▶ [Rows from a figure dataset]:
%%

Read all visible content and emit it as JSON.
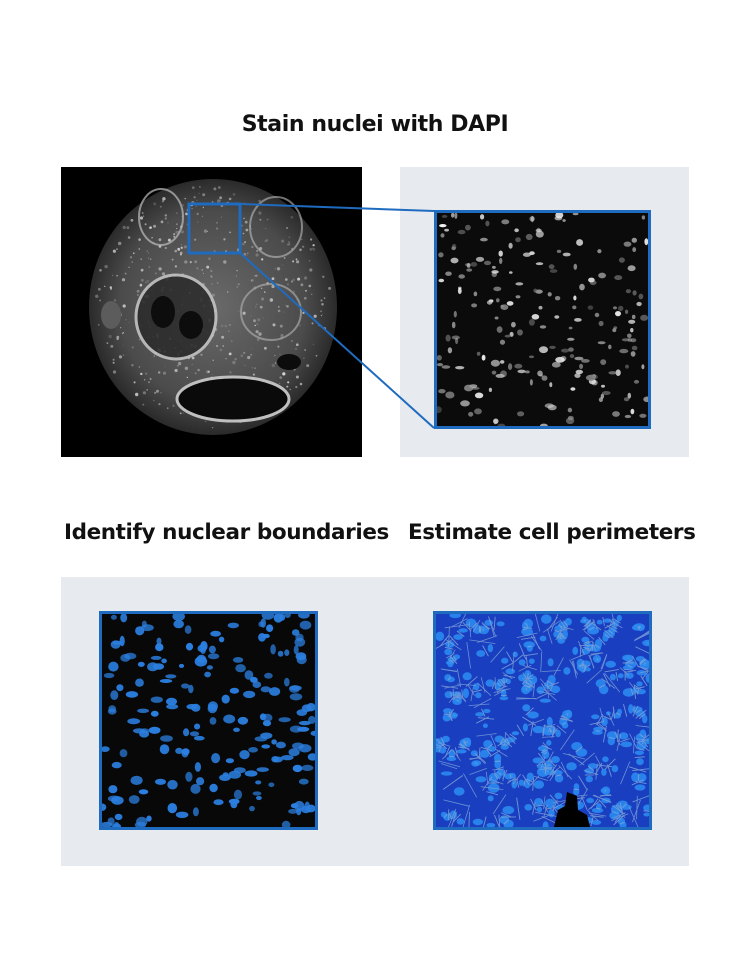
{
  "steps": {
    "stain": {
      "title": "Stain nuclei with DAPI"
    },
    "identify": {
      "title": "Identify nuclear boundaries"
    },
    "estimate": {
      "title": "Estimate cell perimeters"
    }
  },
  "colors": {
    "accent_blue": "#1f6bbf",
    "nucleus_blue": "#2b7fe0",
    "cell_fill_blue": "#1a3ec0",
    "cell_boundary": "#7aa0d8",
    "panel_background": "#e7eaee",
    "micrograph_background": "#000000"
  },
  "images": {
    "tissue_overview": "dapi-stained-tissue-section",
    "zoomed_region": "dapi-nuclei-closeup",
    "nuclei_segmentation": "segmented-nuclei-mask",
    "cell_segmentation": "cell-perimeter-mask"
  }
}
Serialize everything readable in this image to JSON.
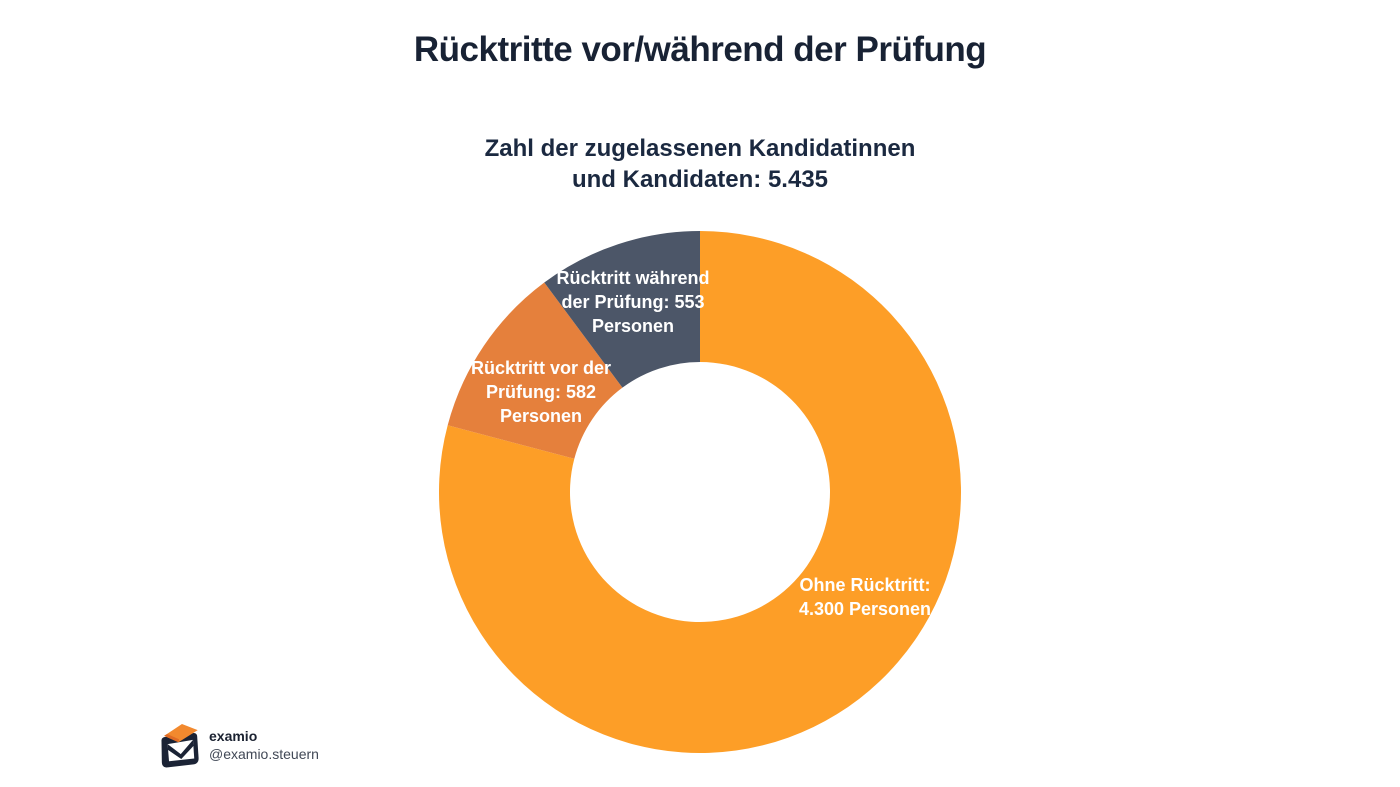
{
  "header": {
    "title": "Rücktritte vor/während der Prüfung"
  },
  "chart_data": {
    "type": "pie",
    "donut": true,
    "title": "Rücktritte vor/während der Prüfung",
    "subtitle_lines": [
      "Zahl der zugelassenen Kandidatinnen",
      "und Kandidaten: 5.435"
    ],
    "total_admitted": 5435,
    "start_angle_deg": 0,
    "direction": "clockwise",
    "inner_radius_ratio": 0.498,
    "legend_position": "labels-on-slices",
    "label_text_color": "#FFFFFF",
    "slices": [
      {
        "name": "Ohne Rücktritt",
        "value": 4300,
        "unit": "Personen",
        "color": "#FD9E27",
        "label_lines": [
          "Ohne Rücktritt:",
          "4.300 Personen"
        ]
      },
      {
        "name": "Rücktritt vor der Prüfung",
        "value": 582,
        "unit": "Personen",
        "color": "#E5803C",
        "label_lines": [
          "Rücktritt vor der",
          "Prüfung: 582",
          "Personen"
        ]
      },
      {
        "name": "Rücktritt während der Prüfung",
        "value": 553,
        "unit": "Personen",
        "color": "#4C5668",
        "label_lines": [
          "Rücktritt während",
          "der Prüfung: 553",
          "Personen"
        ]
      }
    ]
  },
  "footer": {
    "brand": "examio",
    "handle": "@examio.steuern"
  },
  "colors": {
    "background": "#FFFFFF",
    "title": "#182234",
    "accent_orange": "#FD9E27",
    "accent_dark_orange": "#E5803C",
    "accent_slate": "#4C5668"
  }
}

%%

▶ [OBJECTIVE]:
Extract all lines from the data in which "FFFFFF" is found.

▶ [THE OUTPUT]:
    "label_text_color": "#FFFFFF",
    "background": "#FFFFFF",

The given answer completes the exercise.